Your task is to repeat all of the material exactly.

■ **PROVIDED ENTRIES**:
++++++++++++++++++++

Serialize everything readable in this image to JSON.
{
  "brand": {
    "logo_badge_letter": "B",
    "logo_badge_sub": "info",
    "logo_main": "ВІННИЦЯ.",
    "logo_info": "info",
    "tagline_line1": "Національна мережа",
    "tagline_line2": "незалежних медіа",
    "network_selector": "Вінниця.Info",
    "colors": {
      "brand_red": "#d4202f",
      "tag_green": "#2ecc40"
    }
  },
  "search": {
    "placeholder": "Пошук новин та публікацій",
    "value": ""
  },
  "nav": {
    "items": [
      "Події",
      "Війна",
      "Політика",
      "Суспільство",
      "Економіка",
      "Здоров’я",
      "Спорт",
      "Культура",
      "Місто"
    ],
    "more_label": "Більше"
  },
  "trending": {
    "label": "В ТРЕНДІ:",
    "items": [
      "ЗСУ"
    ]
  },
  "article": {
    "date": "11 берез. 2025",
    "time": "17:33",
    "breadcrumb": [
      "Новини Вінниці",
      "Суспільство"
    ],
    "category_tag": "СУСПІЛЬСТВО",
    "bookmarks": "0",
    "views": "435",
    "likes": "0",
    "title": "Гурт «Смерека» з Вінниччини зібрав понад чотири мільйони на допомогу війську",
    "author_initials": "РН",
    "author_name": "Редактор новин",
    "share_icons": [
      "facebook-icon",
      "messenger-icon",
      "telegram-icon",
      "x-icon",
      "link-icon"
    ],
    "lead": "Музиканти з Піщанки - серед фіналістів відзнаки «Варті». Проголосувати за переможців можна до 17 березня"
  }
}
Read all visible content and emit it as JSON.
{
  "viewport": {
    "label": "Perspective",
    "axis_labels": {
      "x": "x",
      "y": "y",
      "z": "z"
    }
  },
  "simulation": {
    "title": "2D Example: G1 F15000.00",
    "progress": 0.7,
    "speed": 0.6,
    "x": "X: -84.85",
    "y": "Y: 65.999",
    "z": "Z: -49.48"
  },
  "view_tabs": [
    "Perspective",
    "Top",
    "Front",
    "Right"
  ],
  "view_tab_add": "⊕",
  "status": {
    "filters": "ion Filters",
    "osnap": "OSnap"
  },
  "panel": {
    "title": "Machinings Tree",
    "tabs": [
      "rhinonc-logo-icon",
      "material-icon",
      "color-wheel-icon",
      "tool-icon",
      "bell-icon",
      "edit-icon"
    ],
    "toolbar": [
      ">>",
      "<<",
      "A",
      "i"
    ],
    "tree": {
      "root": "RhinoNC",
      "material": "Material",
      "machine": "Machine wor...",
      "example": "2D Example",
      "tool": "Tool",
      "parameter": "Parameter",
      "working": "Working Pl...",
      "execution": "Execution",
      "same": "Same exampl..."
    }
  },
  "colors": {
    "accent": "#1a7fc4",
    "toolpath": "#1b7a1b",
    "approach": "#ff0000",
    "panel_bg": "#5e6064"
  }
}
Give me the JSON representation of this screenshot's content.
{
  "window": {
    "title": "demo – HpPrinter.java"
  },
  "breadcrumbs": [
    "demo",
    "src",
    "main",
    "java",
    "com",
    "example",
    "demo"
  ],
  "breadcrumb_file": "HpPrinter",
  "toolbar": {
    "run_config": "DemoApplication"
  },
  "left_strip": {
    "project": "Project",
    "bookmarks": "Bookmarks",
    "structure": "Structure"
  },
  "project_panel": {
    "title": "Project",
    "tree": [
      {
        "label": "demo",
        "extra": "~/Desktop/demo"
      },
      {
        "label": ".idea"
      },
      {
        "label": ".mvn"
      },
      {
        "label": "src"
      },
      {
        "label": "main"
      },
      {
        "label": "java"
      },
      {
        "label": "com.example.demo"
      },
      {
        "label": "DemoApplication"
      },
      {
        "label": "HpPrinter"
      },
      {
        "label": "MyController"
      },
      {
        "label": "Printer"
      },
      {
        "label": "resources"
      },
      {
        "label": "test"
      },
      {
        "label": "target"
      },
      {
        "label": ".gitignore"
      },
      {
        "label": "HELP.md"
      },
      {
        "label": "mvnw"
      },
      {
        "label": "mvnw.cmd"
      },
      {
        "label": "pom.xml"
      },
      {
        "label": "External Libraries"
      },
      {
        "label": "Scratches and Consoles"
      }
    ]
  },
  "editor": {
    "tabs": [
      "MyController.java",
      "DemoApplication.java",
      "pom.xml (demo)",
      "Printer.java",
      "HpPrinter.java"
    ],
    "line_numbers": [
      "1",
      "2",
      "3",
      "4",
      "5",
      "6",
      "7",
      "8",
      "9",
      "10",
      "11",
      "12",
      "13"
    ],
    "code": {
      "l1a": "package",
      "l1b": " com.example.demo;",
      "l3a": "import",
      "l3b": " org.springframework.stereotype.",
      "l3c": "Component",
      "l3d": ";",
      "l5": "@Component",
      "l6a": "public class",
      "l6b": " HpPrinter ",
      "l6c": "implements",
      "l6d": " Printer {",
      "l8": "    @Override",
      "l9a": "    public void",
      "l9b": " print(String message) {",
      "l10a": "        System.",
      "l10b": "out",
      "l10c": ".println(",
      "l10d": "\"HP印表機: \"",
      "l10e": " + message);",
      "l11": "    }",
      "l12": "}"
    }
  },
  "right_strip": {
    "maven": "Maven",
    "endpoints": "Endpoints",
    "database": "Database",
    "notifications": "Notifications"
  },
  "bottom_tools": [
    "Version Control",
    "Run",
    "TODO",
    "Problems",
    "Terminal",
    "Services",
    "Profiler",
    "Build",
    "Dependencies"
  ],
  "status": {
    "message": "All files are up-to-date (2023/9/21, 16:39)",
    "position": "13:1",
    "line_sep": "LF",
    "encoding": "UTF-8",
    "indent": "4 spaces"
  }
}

++++++++++++++++++++

■ **EXERCISE RESULT**:
Serialize everything readable in this image to JSON.
{
  "brand": {
    "logo_badge_letter": "B",
    "logo_badge_sub": "info",
    "logo_main": "ВІННИЦЯ.",
    "logo_info": "info",
    "tagline_line1": "Національна мережа",
    "tagline_line2": "незалежних медіа",
    "network_selector": "Вінниця.Info",
    "colors": {
      "brand_red": "#d4202f",
      "tag_green": "#2ecc40"
    }
  },
  "search": {
    "placeholder": "Пошук новин та публікацій",
    "value": ""
  },
  "nav": {
    "items": [
      "Події",
      "Війна",
      "Політика",
      "Суспільство",
      "Економіка",
      "Здоров’я",
      "Спорт",
      "Культура",
      "Місто"
    ],
    "more_label": "Більше"
  },
  "trending": {
    "label": "В ТРЕНДІ:",
    "items": [
      "ЗСУ"
    ]
  },
  "article": {
    "date": "11 берез. 2025",
    "time": "17:33",
    "breadcrumb": [
      "Новини Вінниці",
      "Суспільство"
    ],
    "category_tag": "СУСПІЛЬСТВО",
    "bookmarks": "0",
    "views": "435",
    "likes": "0",
    "title": "Гурт «Смерека» з Вінниччини зібрав понад чотири мільйони на допомогу війську",
    "author_initials": "РН",
    "author_name": "Редактор новин",
    "share_icons": [
      "facebook-icon",
      "messenger-icon",
      "telegram-icon",
      "x-icon",
      "link-icon"
    ],
    "lead": "Музиканти з Піщанки - серед фіналістів відзнаки «Варті». Проголосувати за переможців можна до 17 березня"
  }
}
Read all visible content and emit it as JSON.
{
  "viewport": {
    "label": "Perspective",
    "axis_labels": {
      "x": "x",
      "y": "y",
      "z": "z"
    }
  },
  "simulation": {
    "title": "2D Example: G1 F15000.00",
    "progress": 0.7,
    "speed": 0.6,
    "x": "X: -84.85",
    "y": "Y: 65.999",
    "z": "Z: -49.48"
  },
  "view_tabs": [
    "Perspective",
    "Top",
    "Front",
    "Right"
  ],
  "view_tab_add": "⊕",
  "status": {
    "filters": "ion Filters",
    "osnap": "OSnap"
  },
  "panel": {
    "title": "Machinings Tree",
    "tabs": [
      "rhinonc-logo-icon",
      "material-icon",
      "color-wheel-icon",
      "tool-icon",
      "bell-icon",
      "edit-icon"
    ],
    "toolbar": [
      ">>",
      "<<",
      "A",
      "i"
    ],
    "tree": {
      "root": "RhinoNC",
      "material": "Material",
      "machine": "Machine wor...",
      "example": "2D Example",
      "tool": "Tool",
      "parameter": "Parameter",
      "working": "Working Pl...",
      "execution": "Execution",
      "same": "Same exampl..."
    }
  },
  "colors": {
    "accent": "#1a7fc4",
    "toolpath": "#1b7a1b",
    "approach": "#ff0000",
    "panel_bg": "#5e6064"
  }
}
Give me the JSON representation of this screenshot's content.
{
  "window": {
    "title": "demo – HpPrinter.java"
  },
  "breadcrumbs": [
    "demo",
    "src",
    "main",
    "java",
    "com",
    "example",
    "demo"
  ],
  "breadcrumb_file": "HpPrinter",
  "toolbar": {
    "run_config": "DemoApplication"
  },
  "left_strip": {
    "project": "Project",
    "bookmarks": "Bookmarks",
    "structure": "Structure"
  },
  "project_panel": {
    "title": "Project",
    "tree": [
      {
        "label": "demo",
        "extra": "~/Desktop/demo"
      },
      {
        "label": ".idea"
      },
      {
        "label": ".mvn"
      },
      {
        "label": "src"
      },
      {
        "label": "main"
      },
      {
        "label": "java"
      },
      {
        "label": "com.example.demo"
      },
      {
        "label": "DemoApplication"
      },
      {
        "label": "HpPrinter"
      },
      {
        "label": "MyController"
      },
      {
        "label": "Printer"
      },
      {
        "label": "resources"
      },
      {
        "label": "test"
      },
      {
        "label": "target"
      },
      {
        "label": ".gitignore"
      },
      {
        "label": "HELP.md"
      },
      {
        "label": "mvnw"
      },
      {
        "label": "mvnw.cmd"
      },
      {
        "label": "pom.xml"
      },
      {
        "label": "External Libraries"
      },
      {
        "label": "Scratches and Consoles"
      }
    ]
  },
  "editor": {
    "tabs": [
      "MyController.java",
      "DemoApplication.java",
      "pom.xml (demo)",
      "Printer.java",
      "HpPrinter.java"
    ],
    "line_numbers": [
      "1",
      "2",
      "3",
      "4",
      "5",
      "6",
      "7",
      "8",
      "9",
      "10",
      "11",
      "12",
      "13"
    ],
    "code": {
      "l1a": "package",
      "l1b": " com.example.demo;",
      "l3a": "import",
      "l3b": " org.springframework.stereotype.",
      "l3c": "Component",
      "l3d": ";",
      "l5": "@Component",
      "l6a": "public class",
      "l6b": " HpPrinter ",
      "l6c": "implements",
      "l6d": " Printer {",
      "l8": "    @Override",
      "l9a": "    public void",
      "l9b": " print(String message) {",
      "l10a": "        System.",
      "l10b": "out",
      "l10c": ".println(",
      "l10d": "\"HP印表機: \"",
      "l10e": " + message);",
      "l11": "    }",
      "l12": "}"
    }
  },
  "right_strip": {
    "maven": "Maven",
    "endpoints": "Endpoints",
    "database": "Database",
    "notifications": "Notifications"
  },
  "bottom_tools": [
    "Version Control",
    "Run",
    "TODO",
    "Problems",
    "Terminal",
    "Services",
    "Profiler",
    "Build",
    "Dependencies"
  ],
  "status": {
    "message": "All files are up-to-date (2023/9/21, 16:39)",
    "position": "13:1",
    "line_sep": "LF",
    "encoding": "UTF-8",
    "indent": "4 spaces"
  }
}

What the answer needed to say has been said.